Entries with figure data:
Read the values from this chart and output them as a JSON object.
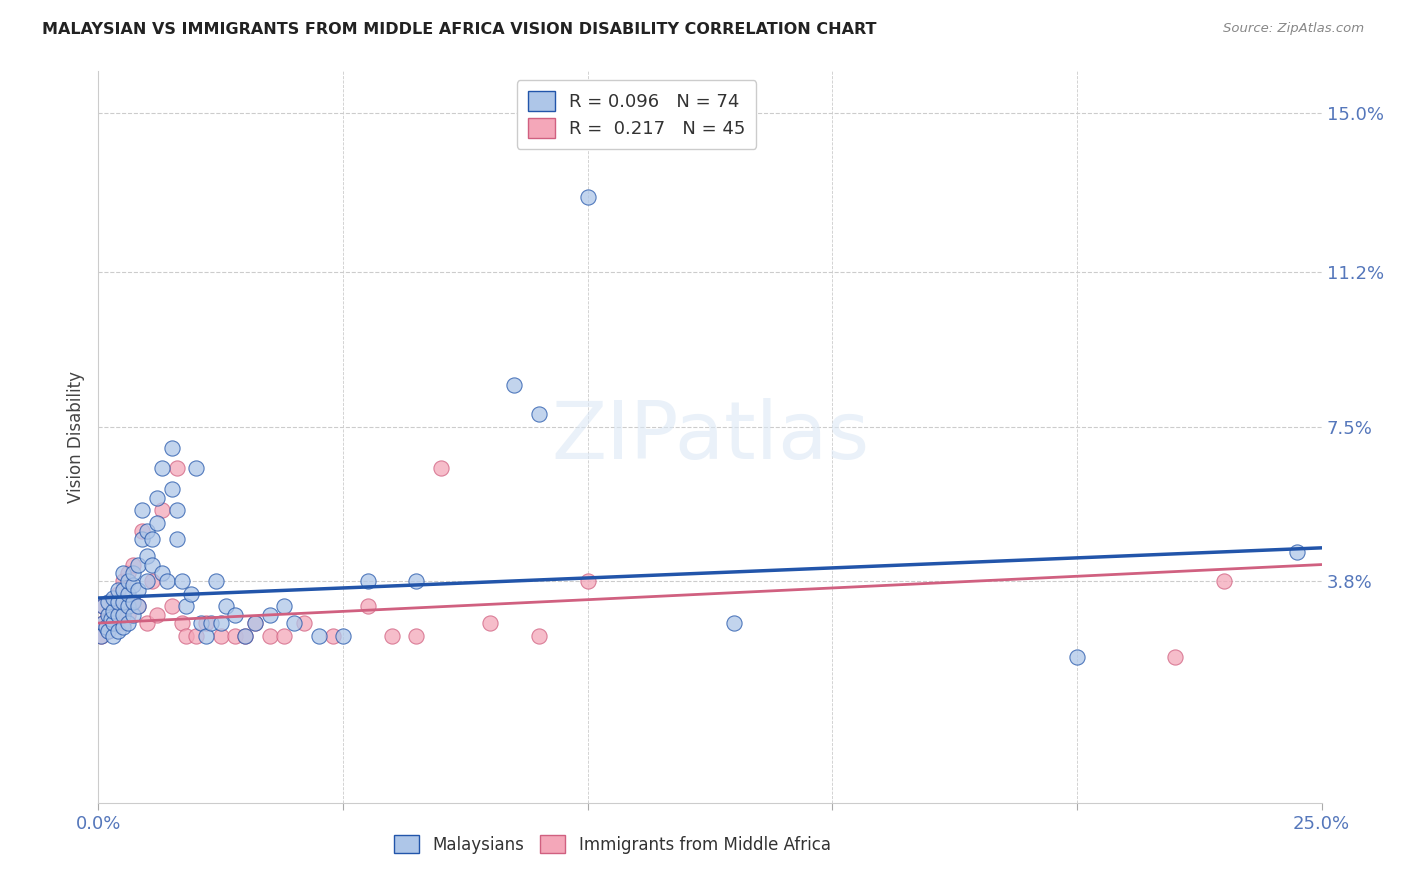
{
  "title": "MALAYSIAN VS IMMIGRANTS FROM MIDDLE AFRICA VISION DISABILITY CORRELATION CHART",
  "source": "Source: ZipAtlas.com",
  "ylabel": "Vision Disability",
  "xlim": [
    0.0,
    0.25
  ],
  "ylim": [
    -0.015,
    0.16
  ],
  "ytick_right_labels": [
    "15.0%",
    "11.2%",
    "7.5%",
    "3.8%"
  ],
  "ytick_right_values": [
    0.15,
    0.112,
    0.075,
    0.038
  ],
  "grid_color": "#cccccc",
  "background_color": "#ffffff",
  "legend_r_blue": "0.096",
  "legend_n_blue": "74",
  "legend_r_pink": "0.217",
  "legend_n_pink": "45",
  "blue_color": "#aec6e8",
  "pink_color": "#f4a7b9",
  "line_blue_color": "#2255aa",
  "line_pink_color": "#d06080",
  "blue_trend": [
    0.034,
    0.046
  ],
  "pink_trend": [
    0.028,
    0.042
  ],
  "malaysians_x": [
    0.0005,
    0.001,
    0.001,
    0.0015,
    0.002,
    0.002,
    0.002,
    0.0025,
    0.003,
    0.003,
    0.003,
    0.003,
    0.004,
    0.004,
    0.004,
    0.004,
    0.005,
    0.005,
    0.005,
    0.005,
    0.005,
    0.006,
    0.006,
    0.006,
    0.006,
    0.007,
    0.007,
    0.007,
    0.007,
    0.008,
    0.008,
    0.008,
    0.009,
    0.009,
    0.01,
    0.01,
    0.01,
    0.011,
    0.011,
    0.012,
    0.012,
    0.013,
    0.013,
    0.014,
    0.015,
    0.015,
    0.016,
    0.016,
    0.017,
    0.018,
    0.019,
    0.02,
    0.021,
    0.022,
    0.023,
    0.024,
    0.025,
    0.026,
    0.028,
    0.03,
    0.032,
    0.035,
    0.038,
    0.04,
    0.045,
    0.05,
    0.055,
    0.065,
    0.085,
    0.09,
    0.1,
    0.13,
    0.2,
    0.245
  ],
  "malaysians_y": [
    0.025,
    0.028,
    0.032,
    0.027,
    0.026,
    0.03,
    0.033,
    0.029,
    0.025,
    0.028,
    0.031,
    0.034,
    0.026,
    0.03,
    0.033,
    0.036,
    0.027,
    0.03,
    0.033,
    0.036,
    0.04,
    0.028,
    0.032,
    0.035,
    0.038,
    0.03,
    0.033,
    0.037,
    0.04,
    0.032,
    0.036,
    0.042,
    0.048,
    0.055,
    0.038,
    0.044,
    0.05,
    0.042,
    0.048,
    0.052,
    0.058,
    0.04,
    0.065,
    0.038,
    0.06,
    0.07,
    0.048,
    0.055,
    0.038,
    0.032,
    0.035,
    0.065,
    0.028,
    0.025,
    0.028,
    0.038,
    0.028,
    0.032,
    0.03,
    0.025,
    0.028,
    0.03,
    0.032,
    0.028,
    0.025,
    0.025,
    0.038,
    0.038,
    0.085,
    0.078,
    0.13,
    0.028,
    0.02,
    0.045
  ],
  "immigrants_x": [
    0.0005,
    0.001,
    0.001,
    0.0015,
    0.002,
    0.002,
    0.003,
    0.003,
    0.004,
    0.004,
    0.005,
    0.005,
    0.006,
    0.006,
    0.007,
    0.007,
    0.008,
    0.009,
    0.01,
    0.011,
    0.012,
    0.013,
    0.015,
    0.016,
    0.017,
    0.018,
    0.02,
    0.022,
    0.025,
    0.028,
    0.03,
    0.032,
    0.035,
    0.038,
    0.042,
    0.048,
    0.055,
    0.06,
    0.065,
    0.07,
    0.08,
    0.09,
    0.1,
    0.22,
    0.23
  ],
  "immigrants_y": [
    0.025,
    0.028,
    0.032,
    0.027,
    0.026,
    0.03,
    0.028,
    0.033,
    0.03,
    0.035,
    0.028,
    0.038,
    0.03,
    0.04,
    0.033,
    0.042,
    0.032,
    0.05,
    0.028,
    0.038,
    0.03,
    0.055,
    0.032,
    0.065,
    0.028,
    0.025,
    0.025,
    0.028,
    0.025,
    0.025,
    0.025,
    0.028,
    0.025,
    0.025,
    0.028,
    0.025,
    0.032,
    0.025,
    0.025,
    0.065,
    0.028,
    0.025,
    0.038,
    0.02,
    0.038
  ]
}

> _PROBLEM REQUIREMENTS_
Set down every record once more, word for word, without pictures.

> _RESPONSE TO THE EXERCISE_
Read the values from this chart and output them as a JSON object.
{
  "title": "MALAYSIAN VS IMMIGRANTS FROM MIDDLE AFRICA VISION DISABILITY CORRELATION CHART",
  "source": "Source: ZipAtlas.com",
  "ylabel": "Vision Disability",
  "xlim": [
    0.0,
    0.25
  ],
  "ylim": [
    -0.015,
    0.16
  ],
  "ytick_right_labels": [
    "15.0%",
    "11.2%",
    "7.5%",
    "3.8%"
  ],
  "ytick_right_values": [
    0.15,
    0.112,
    0.075,
    0.038
  ],
  "grid_color": "#cccccc",
  "background_color": "#ffffff",
  "legend_r_blue": "0.096",
  "legend_n_blue": "74",
  "legend_r_pink": "0.217",
  "legend_n_pink": "45",
  "blue_color": "#aec6e8",
  "pink_color": "#f4a7b9",
  "line_blue_color": "#2255aa",
  "line_pink_color": "#d06080",
  "blue_trend": [
    0.034,
    0.046
  ],
  "pink_trend": [
    0.028,
    0.042
  ],
  "malaysians_x": [
    0.0005,
    0.001,
    0.001,
    0.0015,
    0.002,
    0.002,
    0.002,
    0.0025,
    0.003,
    0.003,
    0.003,
    0.003,
    0.004,
    0.004,
    0.004,
    0.004,
    0.005,
    0.005,
    0.005,
    0.005,
    0.005,
    0.006,
    0.006,
    0.006,
    0.006,
    0.007,
    0.007,
    0.007,
    0.007,
    0.008,
    0.008,
    0.008,
    0.009,
    0.009,
    0.01,
    0.01,
    0.01,
    0.011,
    0.011,
    0.012,
    0.012,
    0.013,
    0.013,
    0.014,
    0.015,
    0.015,
    0.016,
    0.016,
    0.017,
    0.018,
    0.019,
    0.02,
    0.021,
    0.022,
    0.023,
    0.024,
    0.025,
    0.026,
    0.028,
    0.03,
    0.032,
    0.035,
    0.038,
    0.04,
    0.045,
    0.05,
    0.055,
    0.065,
    0.085,
    0.09,
    0.1,
    0.13,
    0.2,
    0.245
  ],
  "malaysians_y": [
    0.025,
    0.028,
    0.032,
    0.027,
    0.026,
    0.03,
    0.033,
    0.029,
    0.025,
    0.028,
    0.031,
    0.034,
    0.026,
    0.03,
    0.033,
    0.036,
    0.027,
    0.03,
    0.033,
    0.036,
    0.04,
    0.028,
    0.032,
    0.035,
    0.038,
    0.03,
    0.033,
    0.037,
    0.04,
    0.032,
    0.036,
    0.042,
    0.048,
    0.055,
    0.038,
    0.044,
    0.05,
    0.042,
    0.048,
    0.052,
    0.058,
    0.04,
    0.065,
    0.038,
    0.06,
    0.07,
    0.048,
    0.055,
    0.038,
    0.032,
    0.035,
    0.065,
    0.028,
    0.025,
    0.028,
    0.038,
    0.028,
    0.032,
    0.03,
    0.025,
    0.028,
    0.03,
    0.032,
    0.028,
    0.025,
    0.025,
    0.038,
    0.038,
    0.085,
    0.078,
    0.13,
    0.028,
    0.02,
    0.045
  ],
  "immigrants_x": [
    0.0005,
    0.001,
    0.001,
    0.0015,
    0.002,
    0.002,
    0.003,
    0.003,
    0.004,
    0.004,
    0.005,
    0.005,
    0.006,
    0.006,
    0.007,
    0.007,
    0.008,
    0.009,
    0.01,
    0.011,
    0.012,
    0.013,
    0.015,
    0.016,
    0.017,
    0.018,
    0.02,
    0.022,
    0.025,
    0.028,
    0.03,
    0.032,
    0.035,
    0.038,
    0.042,
    0.048,
    0.055,
    0.06,
    0.065,
    0.07,
    0.08,
    0.09,
    0.1,
    0.22,
    0.23
  ],
  "immigrants_y": [
    0.025,
    0.028,
    0.032,
    0.027,
    0.026,
    0.03,
    0.028,
    0.033,
    0.03,
    0.035,
    0.028,
    0.038,
    0.03,
    0.04,
    0.033,
    0.042,
    0.032,
    0.05,
    0.028,
    0.038,
    0.03,
    0.055,
    0.032,
    0.065,
    0.028,
    0.025,
    0.025,
    0.028,
    0.025,
    0.025,
    0.025,
    0.028,
    0.025,
    0.025,
    0.028,
    0.025,
    0.032,
    0.025,
    0.025,
    0.065,
    0.028,
    0.025,
    0.038,
    0.02,
    0.038
  ]
}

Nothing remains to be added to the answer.